-- Consigne --
Reproduisez les enregistrements depuis leur début jusqu'à la ligne contenant « 507, 767, 552] » comprise, en remplaçant « Leg opening » par « Leg hole » et sans rien modifier d'autre.

━━ Données présentées ━━

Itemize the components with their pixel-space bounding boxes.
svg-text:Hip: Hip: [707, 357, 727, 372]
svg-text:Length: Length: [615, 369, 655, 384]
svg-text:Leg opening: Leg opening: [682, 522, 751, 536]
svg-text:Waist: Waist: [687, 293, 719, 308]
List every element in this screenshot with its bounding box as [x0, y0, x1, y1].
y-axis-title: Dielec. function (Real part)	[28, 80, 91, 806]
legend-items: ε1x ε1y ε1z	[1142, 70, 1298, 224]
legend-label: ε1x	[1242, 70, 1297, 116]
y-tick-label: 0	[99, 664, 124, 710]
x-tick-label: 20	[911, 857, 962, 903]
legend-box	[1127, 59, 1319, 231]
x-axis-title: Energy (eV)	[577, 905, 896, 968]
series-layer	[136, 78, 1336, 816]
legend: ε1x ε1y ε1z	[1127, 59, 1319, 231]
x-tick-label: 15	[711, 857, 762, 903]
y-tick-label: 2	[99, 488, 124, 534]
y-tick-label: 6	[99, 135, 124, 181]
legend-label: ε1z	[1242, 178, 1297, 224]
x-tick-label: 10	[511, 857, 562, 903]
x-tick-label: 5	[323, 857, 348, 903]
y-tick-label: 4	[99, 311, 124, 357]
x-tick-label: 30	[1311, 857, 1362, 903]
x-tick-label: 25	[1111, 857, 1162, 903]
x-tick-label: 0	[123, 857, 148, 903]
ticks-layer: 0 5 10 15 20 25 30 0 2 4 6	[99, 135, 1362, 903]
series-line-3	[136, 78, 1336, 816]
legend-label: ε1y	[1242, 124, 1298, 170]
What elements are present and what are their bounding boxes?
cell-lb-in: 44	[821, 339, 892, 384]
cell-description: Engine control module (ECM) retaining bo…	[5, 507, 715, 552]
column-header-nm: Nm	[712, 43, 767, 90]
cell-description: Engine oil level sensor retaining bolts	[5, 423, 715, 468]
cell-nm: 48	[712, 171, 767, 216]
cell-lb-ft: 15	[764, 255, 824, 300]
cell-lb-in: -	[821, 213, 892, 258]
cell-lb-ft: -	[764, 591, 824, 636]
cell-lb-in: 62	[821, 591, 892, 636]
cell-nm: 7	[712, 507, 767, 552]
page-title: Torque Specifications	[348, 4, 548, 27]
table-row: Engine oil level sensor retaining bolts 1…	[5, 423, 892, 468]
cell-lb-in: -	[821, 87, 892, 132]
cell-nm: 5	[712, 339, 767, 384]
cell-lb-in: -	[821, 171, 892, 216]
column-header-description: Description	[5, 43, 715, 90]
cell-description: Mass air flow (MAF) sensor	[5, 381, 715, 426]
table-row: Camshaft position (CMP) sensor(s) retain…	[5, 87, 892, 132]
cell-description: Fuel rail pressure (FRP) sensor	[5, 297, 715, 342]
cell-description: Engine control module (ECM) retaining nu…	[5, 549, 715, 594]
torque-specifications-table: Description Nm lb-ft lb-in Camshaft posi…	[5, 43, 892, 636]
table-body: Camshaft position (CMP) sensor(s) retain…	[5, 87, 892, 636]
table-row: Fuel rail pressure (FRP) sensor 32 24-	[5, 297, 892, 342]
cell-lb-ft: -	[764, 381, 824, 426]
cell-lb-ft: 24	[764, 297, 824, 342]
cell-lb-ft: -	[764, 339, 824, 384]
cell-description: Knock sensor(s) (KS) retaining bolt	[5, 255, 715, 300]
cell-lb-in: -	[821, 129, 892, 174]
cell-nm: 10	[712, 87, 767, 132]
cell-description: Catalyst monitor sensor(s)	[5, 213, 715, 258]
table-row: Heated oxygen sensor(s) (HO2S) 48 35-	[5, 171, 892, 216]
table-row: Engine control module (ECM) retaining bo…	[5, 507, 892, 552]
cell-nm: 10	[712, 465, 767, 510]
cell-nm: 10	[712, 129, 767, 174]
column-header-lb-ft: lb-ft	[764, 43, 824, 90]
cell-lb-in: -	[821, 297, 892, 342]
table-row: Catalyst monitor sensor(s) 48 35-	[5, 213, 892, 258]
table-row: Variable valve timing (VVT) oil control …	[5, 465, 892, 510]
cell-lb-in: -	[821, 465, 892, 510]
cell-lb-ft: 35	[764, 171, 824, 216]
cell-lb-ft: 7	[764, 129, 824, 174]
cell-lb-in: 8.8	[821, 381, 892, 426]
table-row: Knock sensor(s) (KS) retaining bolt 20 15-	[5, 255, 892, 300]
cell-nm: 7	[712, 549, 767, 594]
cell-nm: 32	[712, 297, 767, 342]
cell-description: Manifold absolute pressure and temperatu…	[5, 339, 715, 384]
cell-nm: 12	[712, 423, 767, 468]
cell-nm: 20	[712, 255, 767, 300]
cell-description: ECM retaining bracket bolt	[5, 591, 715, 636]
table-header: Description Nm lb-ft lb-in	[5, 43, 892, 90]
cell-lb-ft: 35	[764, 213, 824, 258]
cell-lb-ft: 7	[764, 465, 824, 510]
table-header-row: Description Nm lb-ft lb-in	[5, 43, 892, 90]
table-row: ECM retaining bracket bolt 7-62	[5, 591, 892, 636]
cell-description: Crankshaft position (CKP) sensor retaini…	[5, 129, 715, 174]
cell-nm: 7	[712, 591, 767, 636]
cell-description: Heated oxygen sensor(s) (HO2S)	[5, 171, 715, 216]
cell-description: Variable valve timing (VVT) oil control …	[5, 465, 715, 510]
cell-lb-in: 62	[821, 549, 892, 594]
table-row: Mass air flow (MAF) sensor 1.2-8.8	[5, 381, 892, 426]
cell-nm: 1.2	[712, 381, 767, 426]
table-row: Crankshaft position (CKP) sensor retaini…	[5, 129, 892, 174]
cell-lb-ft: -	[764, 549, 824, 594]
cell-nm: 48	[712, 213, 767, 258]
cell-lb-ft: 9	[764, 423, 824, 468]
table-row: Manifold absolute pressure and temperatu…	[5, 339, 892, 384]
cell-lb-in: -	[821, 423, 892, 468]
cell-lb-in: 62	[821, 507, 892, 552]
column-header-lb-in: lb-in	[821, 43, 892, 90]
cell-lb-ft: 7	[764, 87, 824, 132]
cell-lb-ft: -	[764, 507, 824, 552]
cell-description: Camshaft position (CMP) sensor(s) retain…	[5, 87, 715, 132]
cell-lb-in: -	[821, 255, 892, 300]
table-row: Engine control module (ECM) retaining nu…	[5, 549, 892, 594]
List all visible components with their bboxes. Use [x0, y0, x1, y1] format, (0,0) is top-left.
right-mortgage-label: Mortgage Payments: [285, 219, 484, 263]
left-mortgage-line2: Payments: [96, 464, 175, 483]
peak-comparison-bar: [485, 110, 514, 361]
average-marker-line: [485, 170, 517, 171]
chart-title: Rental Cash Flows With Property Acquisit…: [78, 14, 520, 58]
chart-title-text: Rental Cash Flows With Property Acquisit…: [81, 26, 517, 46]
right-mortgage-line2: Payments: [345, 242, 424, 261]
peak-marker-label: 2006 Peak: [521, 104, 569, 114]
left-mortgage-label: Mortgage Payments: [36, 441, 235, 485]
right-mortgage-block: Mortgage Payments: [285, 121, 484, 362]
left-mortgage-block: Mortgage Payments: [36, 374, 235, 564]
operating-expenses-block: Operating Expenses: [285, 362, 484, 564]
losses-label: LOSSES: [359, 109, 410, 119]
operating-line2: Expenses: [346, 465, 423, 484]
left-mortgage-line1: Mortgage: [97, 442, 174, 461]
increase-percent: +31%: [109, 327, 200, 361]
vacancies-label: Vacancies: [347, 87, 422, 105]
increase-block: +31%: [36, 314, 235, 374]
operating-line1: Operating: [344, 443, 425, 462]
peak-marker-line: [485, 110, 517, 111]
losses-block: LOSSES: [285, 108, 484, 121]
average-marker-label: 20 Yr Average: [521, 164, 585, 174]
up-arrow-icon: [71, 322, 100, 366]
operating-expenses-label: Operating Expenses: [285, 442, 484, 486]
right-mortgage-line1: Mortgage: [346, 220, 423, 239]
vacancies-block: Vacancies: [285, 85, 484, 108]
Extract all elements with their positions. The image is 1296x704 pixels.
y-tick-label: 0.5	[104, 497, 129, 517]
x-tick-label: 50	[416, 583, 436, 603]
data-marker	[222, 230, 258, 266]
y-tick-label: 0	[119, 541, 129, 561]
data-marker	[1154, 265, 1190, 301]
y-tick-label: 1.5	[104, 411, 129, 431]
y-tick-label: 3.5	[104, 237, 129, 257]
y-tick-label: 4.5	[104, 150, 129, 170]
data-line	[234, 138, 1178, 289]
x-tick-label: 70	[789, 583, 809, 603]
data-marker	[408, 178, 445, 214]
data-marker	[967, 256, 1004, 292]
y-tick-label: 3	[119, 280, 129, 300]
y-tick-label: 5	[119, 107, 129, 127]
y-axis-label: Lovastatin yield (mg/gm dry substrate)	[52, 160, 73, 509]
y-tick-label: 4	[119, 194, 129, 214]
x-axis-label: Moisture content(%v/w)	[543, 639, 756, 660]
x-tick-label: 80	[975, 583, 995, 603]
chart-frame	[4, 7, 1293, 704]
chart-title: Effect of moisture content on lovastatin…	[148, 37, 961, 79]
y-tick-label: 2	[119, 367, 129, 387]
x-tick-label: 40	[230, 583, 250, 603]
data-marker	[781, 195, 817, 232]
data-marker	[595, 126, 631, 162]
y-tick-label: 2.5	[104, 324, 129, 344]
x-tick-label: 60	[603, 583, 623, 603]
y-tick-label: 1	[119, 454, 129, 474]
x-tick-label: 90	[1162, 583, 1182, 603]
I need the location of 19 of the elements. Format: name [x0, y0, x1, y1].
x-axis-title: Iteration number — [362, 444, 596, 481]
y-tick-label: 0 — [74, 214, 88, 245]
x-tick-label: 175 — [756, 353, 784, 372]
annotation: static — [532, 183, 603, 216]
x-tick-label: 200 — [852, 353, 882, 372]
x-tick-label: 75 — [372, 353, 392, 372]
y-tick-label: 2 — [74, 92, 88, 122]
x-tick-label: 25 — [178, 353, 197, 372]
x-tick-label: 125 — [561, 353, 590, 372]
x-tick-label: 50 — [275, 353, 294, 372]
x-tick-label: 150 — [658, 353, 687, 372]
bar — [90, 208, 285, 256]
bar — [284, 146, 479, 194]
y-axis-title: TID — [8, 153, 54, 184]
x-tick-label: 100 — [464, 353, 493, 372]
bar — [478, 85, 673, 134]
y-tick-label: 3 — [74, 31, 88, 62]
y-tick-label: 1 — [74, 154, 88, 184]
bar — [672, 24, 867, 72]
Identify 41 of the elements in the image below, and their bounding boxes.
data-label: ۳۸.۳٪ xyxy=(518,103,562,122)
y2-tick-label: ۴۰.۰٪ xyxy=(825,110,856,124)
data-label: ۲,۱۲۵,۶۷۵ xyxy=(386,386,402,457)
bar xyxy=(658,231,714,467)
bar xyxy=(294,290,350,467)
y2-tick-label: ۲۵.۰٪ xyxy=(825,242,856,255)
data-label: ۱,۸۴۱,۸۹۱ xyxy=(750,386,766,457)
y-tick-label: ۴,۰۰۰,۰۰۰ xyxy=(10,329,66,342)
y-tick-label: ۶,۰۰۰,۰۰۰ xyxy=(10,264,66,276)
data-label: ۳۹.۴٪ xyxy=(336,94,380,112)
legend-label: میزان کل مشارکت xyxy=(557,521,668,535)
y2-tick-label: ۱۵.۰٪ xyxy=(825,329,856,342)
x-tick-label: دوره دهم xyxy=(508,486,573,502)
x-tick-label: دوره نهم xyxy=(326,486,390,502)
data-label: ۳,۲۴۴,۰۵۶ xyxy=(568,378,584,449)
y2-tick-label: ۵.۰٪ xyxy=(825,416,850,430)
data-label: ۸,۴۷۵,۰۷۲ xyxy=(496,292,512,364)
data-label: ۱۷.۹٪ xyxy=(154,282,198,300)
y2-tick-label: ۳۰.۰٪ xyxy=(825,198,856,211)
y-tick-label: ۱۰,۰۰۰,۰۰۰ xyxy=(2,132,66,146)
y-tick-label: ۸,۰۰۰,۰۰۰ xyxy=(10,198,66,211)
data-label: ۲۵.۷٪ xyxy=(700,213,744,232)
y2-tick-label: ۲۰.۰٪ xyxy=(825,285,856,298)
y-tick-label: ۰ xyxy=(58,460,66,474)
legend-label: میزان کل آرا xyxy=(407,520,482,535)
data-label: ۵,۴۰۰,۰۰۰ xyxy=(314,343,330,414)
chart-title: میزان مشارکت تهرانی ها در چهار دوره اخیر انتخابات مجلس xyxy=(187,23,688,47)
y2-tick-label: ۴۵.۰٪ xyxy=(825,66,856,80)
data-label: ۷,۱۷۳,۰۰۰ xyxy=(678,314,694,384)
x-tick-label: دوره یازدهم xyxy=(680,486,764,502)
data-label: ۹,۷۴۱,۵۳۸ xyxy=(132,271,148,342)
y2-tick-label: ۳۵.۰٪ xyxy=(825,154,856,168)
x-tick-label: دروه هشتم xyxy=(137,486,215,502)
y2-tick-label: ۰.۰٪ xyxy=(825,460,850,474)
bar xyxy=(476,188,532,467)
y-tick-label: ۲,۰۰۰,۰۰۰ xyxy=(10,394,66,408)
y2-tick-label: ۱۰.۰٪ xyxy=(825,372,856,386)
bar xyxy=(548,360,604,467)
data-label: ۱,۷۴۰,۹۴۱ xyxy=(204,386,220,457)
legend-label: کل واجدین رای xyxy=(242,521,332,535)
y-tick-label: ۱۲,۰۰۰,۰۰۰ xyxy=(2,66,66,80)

━━━

-- Résultat obtenu --
Itemize the components with their pixel-space bounding boxes.
svg-text:Hip: Hip: [707, 357, 727, 372]
svg-text:Length: Length: [615, 369, 655, 384]
svg-text:Leg hole: Leg hole: [682, 522, 751, 536]
svg-text:Waist: Waist: [687, 293, 719, 308]
List every element in this screenshot with its bounding box as [x0, y0, x1, y1].
y-axis-title: Dielec. function (Real part)	[28, 80, 91, 806]
legend-items: ε1x ε1y ε1z	[1142, 70, 1298, 224]
legend-label: ε1x	[1242, 70, 1297, 116]
y-tick-label: 0	[99, 664, 124, 710]
x-tick-label: 20	[911, 857, 962, 903]
legend-box	[1127, 59, 1319, 231]
x-axis-title: Energy (eV)	[577, 905, 896, 968]
series-layer	[136, 78, 1336, 816]
legend: ε1x ε1y ε1z	[1127, 59, 1319, 231]
x-tick-label: 15	[711, 857, 762, 903]
y-tick-label: 2	[99, 488, 124, 534]
y-tick-label: 6	[99, 135, 124, 181]
legend-label: ε1z	[1242, 178, 1297, 224]
x-tick-label: 10	[511, 857, 562, 903]
x-tick-label: 5	[323, 857, 348, 903]
y-tick-label: 4	[99, 311, 124, 357]
x-tick-label: 30	[1311, 857, 1362, 903]
x-tick-label: 25	[1111, 857, 1162, 903]
x-tick-label: 0	[123, 857, 148, 903]
ticks-layer: 0 5 10 15 20 25 30 0 2 4 6	[99, 135, 1362, 903]
series-line-3	[136, 78, 1336, 816]
legend-label: ε1y	[1242, 124, 1298, 170]
What elements are present and what are their bounding boxes?
cell-lb-in: 44	[821, 339, 892, 384]
cell-description: Engine control module (ECM) retaining bo…	[5, 507, 715, 552]
column-header-nm: Nm	[712, 43, 767, 90]
cell-description: Engine oil level sensor retaining bolts	[5, 423, 715, 468]
cell-nm: 48	[712, 171, 767, 216]
cell-lb-ft: 15	[764, 255, 824, 300]
cell-lb-in: -	[821, 213, 892, 258]
cell-lb-ft: -	[764, 591, 824, 636]
cell-lb-in: 62	[821, 591, 892, 636]
cell-nm: 7	[712, 507, 767, 552]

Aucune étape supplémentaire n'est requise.